_Collection entries_
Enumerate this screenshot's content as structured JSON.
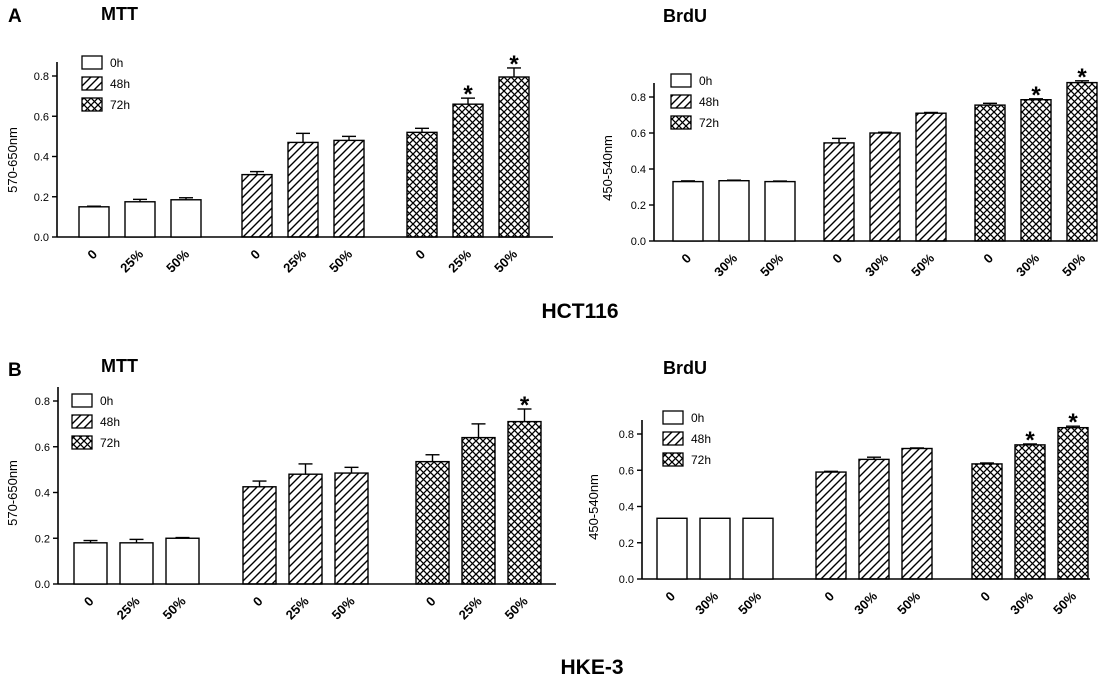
{
  "panels": [
    {
      "letter": "A",
      "cell_line": "HCT116"
    },
    {
      "letter": "B",
      "cell_line": "HKE-3"
    }
  ],
  "colors": {
    "bar_fill": "#ffffff",
    "bar_stroke": "#000000",
    "pattern": "#000000"
  },
  "chart_data": [
    {
      "type": "bar",
      "title": "MTT",
      "ylabel": "570-650nm",
      "xlabel": "",
      "ylim": [
        0,
        0.8
      ],
      "yticks": [
        0.0,
        0.2,
        0.4,
        0.6,
        0.8
      ],
      "groups": [
        {
          "name": "0h",
          "pattern": "plain",
          "categories": [
            "0",
            "25%",
            "50%"
          ],
          "values": [
            0.15,
            0.175,
            0.185
          ],
          "errors": [
            0.003,
            0.012,
            0.01
          ],
          "significant": [
            false,
            false,
            false
          ]
        },
        {
          "name": "48h",
          "pattern": "hatch",
          "categories": [
            "0",
            "25%",
            "50%"
          ],
          "values": [
            0.31,
            0.47,
            0.48
          ],
          "errors": [
            0.015,
            0.045,
            0.02
          ],
          "significant": [
            false,
            false,
            false
          ]
        },
        {
          "name": "72h",
          "pattern": "cross",
          "categories": [
            "0",
            "25%",
            "50%"
          ],
          "values": [
            0.52,
            0.66,
            0.795
          ],
          "errors": [
            0.02,
            0.03,
            0.045
          ],
          "significant": [
            false,
            true,
            true
          ]
        }
      ],
      "legend": [
        "0h",
        "48h",
        "72h"
      ],
      "legend_position": "top-left",
      "significance_marker": "*"
    },
    {
      "type": "bar",
      "title": "BrdU",
      "ylabel": "450-540nm",
      "xlabel": "",
      "ylim": [
        0,
        0.8
      ],
      "yticks": [
        0.0,
        0.2,
        0.4,
        0.6,
        0.8
      ],
      "groups": [
        {
          "name": "0h",
          "pattern": "plain",
          "categories": [
            "0",
            "30%",
            "50%"
          ],
          "values": [
            0.33,
            0.335,
            0.33
          ],
          "errors": [
            0.004,
            0.003,
            0.003
          ],
          "significant": [
            false,
            false,
            false
          ]
        },
        {
          "name": "48h",
          "pattern": "hatch",
          "categories": [
            "0",
            "30%",
            "50%"
          ],
          "values": [
            0.545,
            0.6,
            0.71
          ],
          "errors": [
            0.025,
            0.004,
            0.004
          ],
          "significant": [
            false,
            false,
            false
          ]
        },
        {
          "name": "72h",
          "pattern": "cross",
          "categories": [
            "0",
            "30%",
            "50%"
          ],
          "values": [
            0.755,
            0.785,
            0.88
          ],
          "errors": [
            0.01,
            0.005,
            0.01
          ],
          "significant": [
            false,
            true,
            true
          ]
        }
      ],
      "legend": [
        "0h",
        "48h",
        "72h"
      ],
      "legend_position": "top-left",
      "significance_marker": "*"
    },
    {
      "type": "bar",
      "title": "MTT",
      "ylabel": "570-650nm",
      "xlabel": "",
      "ylim": [
        0,
        0.8
      ],
      "yticks": [
        0.0,
        0.2,
        0.4,
        0.6,
        0.8
      ],
      "groups": [
        {
          "name": "0h",
          "pattern": "plain",
          "categories": [
            "0",
            "25%",
            "50%"
          ],
          "values": [
            0.18,
            0.18,
            0.2
          ],
          "errors": [
            0.01,
            0.015,
            0.003
          ],
          "significant": [
            false,
            false,
            false
          ]
        },
        {
          "name": "48h",
          "pattern": "hatch",
          "categories": [
            "0",
            "25%",
            "50%"
          ],
          "values": [
            0.425,
            0.48,
            0.485
          ],
          "errors": [
            0.025,
            0.045,
            0.025
          ],
          "significant": [
            false,
            false,
            false
          ]
        },
        {
          "name": "72h",
          "pattern": "cross",
          "categories": [
            "0",
            "25%",
            "50%"
          ],
          "values": [
            0.535,
            0.64,
            0.71
          ],
          "errors": [
            0.03,
            0.06,
            0.055
          ],
          "significant": [
            false,
            false,
            true
          ]
        }
      ],
      "legend": [
        "0h",
        "48h",
        "72h"
      ],
      "legend_position": "top-left",
      "significance_marker": "*"
    },
    {
      "type": "bar",
      "title": "BrdU",
      "ylabel": "450-540nm",
      "xlabel": "",
      "ylim": [
        0,
        0.8
      ],
      "yticks": [
        0.0,
        0.2,
        0.4,
        0.6,
        0.8
      ],
      "groups": [
        {
          "name": "0h",
          "pattern": "plain",
          "categories": [
            "0",
            "30%",
            "50%"
          ],
          "values": [
            0.335,
            0.335,
            0.335
          ],
          "errors": [
            0.002,
            0.002,
            0.002
          ],
          "significant": [
            false,
            false,
            false
          ]
        },
        {
          "name": "48h",
          "pattern": "hatch",
          "categories": [
            "0",
            "30%",
            "50%"
          ],
          "values": [
            0.59,
            0.66,
            0.72
          ],
          "errors": [
            0.004,
            0.012,
            0.003
          ],
          "significant": [
            false,
            false,
            false
          ]
        },
        {
          "name": "72h",
          "pattern": "cross",
          "categories": [
            "0",
            "30%",
            "50%"
          ],
          "values": [
            0.635,
            0.74,
            0.835
          ],
          "errors": [
            0.005,
            0.005,
            0.008
          ],
          "significant": [
            false,
            true,
            true
          ]
        }
      ],
      "legend": [
        "0h",
        "48h",
        "72h"
      ],
      "legend_position": "top-left",
      "significance_marker": "*"
    }
  ]
}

_What to work on_
Reproduce every record above exactly, but leave out the pictures.

_The response_
Enumerate this screenshot's content as structured JSON.
{
  "panels": [
    {
      "letter": "A",
      "cell_line": "HCT116"
    },
    {
      "letter": "B",
      "cell_line": "HKE-3"
    }
  ],
  "colors": {
    "bar_fill": "#ffffff",
    "bar_stroke": "#000000",
    "pattern": "#000000"
  },
  "chart_data": [
    {
      "type": "bar",
      "title": "MTT",
      "ylabel": "570-650nm",
      "xlabel": "",
      "ylim": [
        0,
        0.8
      ],
      "yticks": [
        0.0,
        0.2,
        0.4,
        0.6,
        0.8
      ],
      "groups": [
        {
          "name": "0h",
          "pattern": "plain",
          "categories": [
            "0",
            "25%",
            "50%"
          ],
          "values": [
            0.15,
            0.175,
            0.185
          ],
          "errors": [
            0.003,
            0.012,
            0.01
          ],
          "significant": [
            false,
            false,
            false
          ]
        },
        {
          "name": "48h",
          "pattern": "hatch",
          "categories": [
            "0",
            "25%",
            "50%"
          ],
          "values": [
            0.31,
            0.47,
            0.48
          ],
          "errors": [
            0.015,
            0.045,
            0.02
          ],
          "significant": [
            false,
            false,
            false
          ]
        },
        {
          "name": "72h",
          "pattern": "cross",
          "categories": [
            "0",
            "25%",
            "50%"
          ],
          "values": [
            0.52,
            0.66,
            0.795
          ],
          "errors": [
            0.02,
            0.03,
            0.045
          ],
          "significant": [
            false,
            true,
            true
          ]
        }
      ],
      "legend": [
        "0h",
        "48h",
        "72h"
      ],
      "legend_position": "top-left",
      "significance_marker": "*"
    },
    {
      "type": "bar",
      "title": "BrdU",
      "ylabel": "450-540nm",
      "xlabel": "",
      "ylim": [
        0,
        0.8
      ],
      "yticks": [
        0.0,
        0.2,
        0.4,
        0.6,
        0.8
      ],
      "groups": [
        {
          "name": "0h",
          "pattern": "plain",
          "categories": [
            "0",
            "30%",
            "50%"
          ],
          "values": [
            0.33,
            0.335,
            0.33
          ],
          "errors": [
            0.004,
            0.003,
            0.003
          ],
          "significant": [
            false,
            false,
            false
          ]
        },
        {
          "name": "48h",
          "pattern": "hatch",
          "categories": [
            "0",
            "30%",
            "50%"
          ],
          "values": [
            0.545,
            0.6,
            0.71
          ],
          "errors": [
            0.025,
            0.004,
            0.004
          ],
          "significant": [
            false,
            false,
            false
          ]
        },
        {
          "name": "72h",
          "pattern": "cross",
          "categories": [
            "0",
            "30%",
            "50%"
          ],
          "values": [
            0.755,
            0.785,
            0.88
          ],
          "errors": [
            0.01,
            0.005,
            0.01
          ],
          "significant": [
            false,
            true,
            true
          ]
        }
      ],
      "legend": [
        "0h",
        "48h",
        "72h"
      ],
      "legend_position": "top-left",
      "significance_marker": "*"
    },
    {
      "type": "bar",
      "title": "MTT",
      "ylabel": "570-650nm",
      "xlabel": "",
      "ylim": [
        0,
        0.8
      ],
      "yticks": [
        0.0,
        0.2,
        0.4,
        0.6,
        0.8
      ],
      "groups": [
        {
          "name": "0h",
          "pattern": "plain",
          "categories": [
            "0",
            "25%",
            "50%"
          ],
          "values": [
            0.18,
            0.18,
            0.2
          ],
          "errors": [
            0.01,
            0.015,
            0.003
          ],
          "significant": [
            false,
            false,
            false
          ]
        },
        {
          "name": "48h",
          "pattern": "hatch",
          "categories": [
            "0",
            "25%",
            "50%"
          ],
          "values": [
            0.425,
            0.48,
            0.485
          ],
          "errors": [
            0.025,
            0.045,
            0.025
          ],
          "significant": [
            false,
            false,
            false
          ]
        },
        {
          "name": "72h",
          "pattern": "cross",
          "categories": [
            "0",
            "25%",
            "50%"
          ],
          "values": [
            0.535,
            0.64,
            0.71
          ],
          "errors": [
            0.03,
            0.06,
            0.055
          ],
          "significant": [
            false,
            false,
            true
          ]
        }
      ],
      "legend": [
        "0h",
        "48h",
        "72h"
      ],
      "legend_position": "top-left",
      "significance_marker": "*"
    },
    {
      "type": "bar",
      "title": "BrdU",
      "ylabel": "450-540nm",
      "xlabel": "",
      "ylim": [
        0,
        0.8
      ],
      "yticks": [
        0.0,
        0.2,
        0.4,
        0.6,
        0.8
      ],
      "groups": [
        {
          "name": "0h",
          "pattern": "plain",
          "categories": [
            "0",
            "30%",
            "50%"
          ],
          "values": [
            0.335,
            0.335,
            0.335
          ],
          "errors": [
            0.002,
            0.002,
            0.002
          ],
          "significant": [
            false,
            false,
            false
          ]
        },
        {
          "name": "48h",
          "pattern": "hatch",
          "categories": [
            "0",
            "30%",
            "50%"
          ],
          "values": [
            0.59,
            0.66,
            0.72
          ],
          "errors": [
            0.004,
            0.012,
            0.003
          ],
          "significant": [
            false,
            false,
            false
          ]
        },
        {
          "name": "72h",
          "pattern": "cross",
          "categories": [
            "0",
            "30%",
            "50%"
          ],
          "values": [
            0.635,
            0.74,
            0.835
          ],
          "errors": [
            0.005,
            0.005,
            0.008
          ],
          "significant": [
            false,
            true,
            true
          ]
        }
      ],
      "legend": [
        "0h",
        "48h",
        "72h"
      ],
      "legend_position": "top-left",
      "significance_marker": "*"
    }
  ]
}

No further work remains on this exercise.